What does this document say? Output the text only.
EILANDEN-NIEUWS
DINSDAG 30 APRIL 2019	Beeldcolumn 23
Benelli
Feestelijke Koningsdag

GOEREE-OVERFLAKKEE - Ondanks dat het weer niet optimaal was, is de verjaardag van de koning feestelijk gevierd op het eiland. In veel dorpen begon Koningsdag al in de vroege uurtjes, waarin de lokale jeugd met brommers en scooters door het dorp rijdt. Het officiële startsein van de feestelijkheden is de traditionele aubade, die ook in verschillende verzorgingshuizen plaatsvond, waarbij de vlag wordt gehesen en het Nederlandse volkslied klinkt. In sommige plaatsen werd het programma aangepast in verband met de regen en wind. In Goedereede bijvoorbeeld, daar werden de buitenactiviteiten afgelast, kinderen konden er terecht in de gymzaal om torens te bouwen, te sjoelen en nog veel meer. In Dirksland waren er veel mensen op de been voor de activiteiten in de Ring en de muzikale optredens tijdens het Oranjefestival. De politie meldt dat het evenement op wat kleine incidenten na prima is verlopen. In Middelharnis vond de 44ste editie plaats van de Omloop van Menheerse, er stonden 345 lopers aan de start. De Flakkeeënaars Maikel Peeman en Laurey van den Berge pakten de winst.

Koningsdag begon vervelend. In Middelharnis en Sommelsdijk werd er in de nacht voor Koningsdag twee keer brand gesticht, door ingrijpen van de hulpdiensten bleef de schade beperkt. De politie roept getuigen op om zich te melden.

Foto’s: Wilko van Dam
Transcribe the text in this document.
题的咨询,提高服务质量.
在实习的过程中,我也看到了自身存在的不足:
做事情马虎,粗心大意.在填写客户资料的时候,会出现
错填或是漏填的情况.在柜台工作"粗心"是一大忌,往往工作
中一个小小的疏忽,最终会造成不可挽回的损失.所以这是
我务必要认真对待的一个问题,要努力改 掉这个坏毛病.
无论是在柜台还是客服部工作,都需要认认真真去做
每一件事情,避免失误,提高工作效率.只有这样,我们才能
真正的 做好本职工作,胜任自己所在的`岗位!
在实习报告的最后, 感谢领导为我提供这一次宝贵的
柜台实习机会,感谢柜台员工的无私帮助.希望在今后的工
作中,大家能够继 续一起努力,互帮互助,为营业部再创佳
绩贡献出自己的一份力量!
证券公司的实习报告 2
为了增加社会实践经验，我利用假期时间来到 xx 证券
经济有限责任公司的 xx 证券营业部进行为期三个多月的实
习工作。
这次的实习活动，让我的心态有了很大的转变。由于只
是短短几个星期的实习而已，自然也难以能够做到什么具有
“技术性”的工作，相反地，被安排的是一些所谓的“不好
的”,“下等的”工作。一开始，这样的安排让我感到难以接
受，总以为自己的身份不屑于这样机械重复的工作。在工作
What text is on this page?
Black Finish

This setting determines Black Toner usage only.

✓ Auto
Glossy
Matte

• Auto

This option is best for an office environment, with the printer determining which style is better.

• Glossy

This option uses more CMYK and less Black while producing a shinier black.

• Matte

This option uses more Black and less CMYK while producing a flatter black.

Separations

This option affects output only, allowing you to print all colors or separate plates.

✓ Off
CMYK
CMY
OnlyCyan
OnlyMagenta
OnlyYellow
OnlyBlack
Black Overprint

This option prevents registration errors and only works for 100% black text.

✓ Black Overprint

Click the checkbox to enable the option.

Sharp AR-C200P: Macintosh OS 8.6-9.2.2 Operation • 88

#####

● Exercise brief
Lines that hold "text" are the ones to copy; find all of them.

● Complete answer
What does this document say? Output the text only.
Transcribe the text in this document.
What text is on this page?
This option prevents registration errors and only works for 100% black text.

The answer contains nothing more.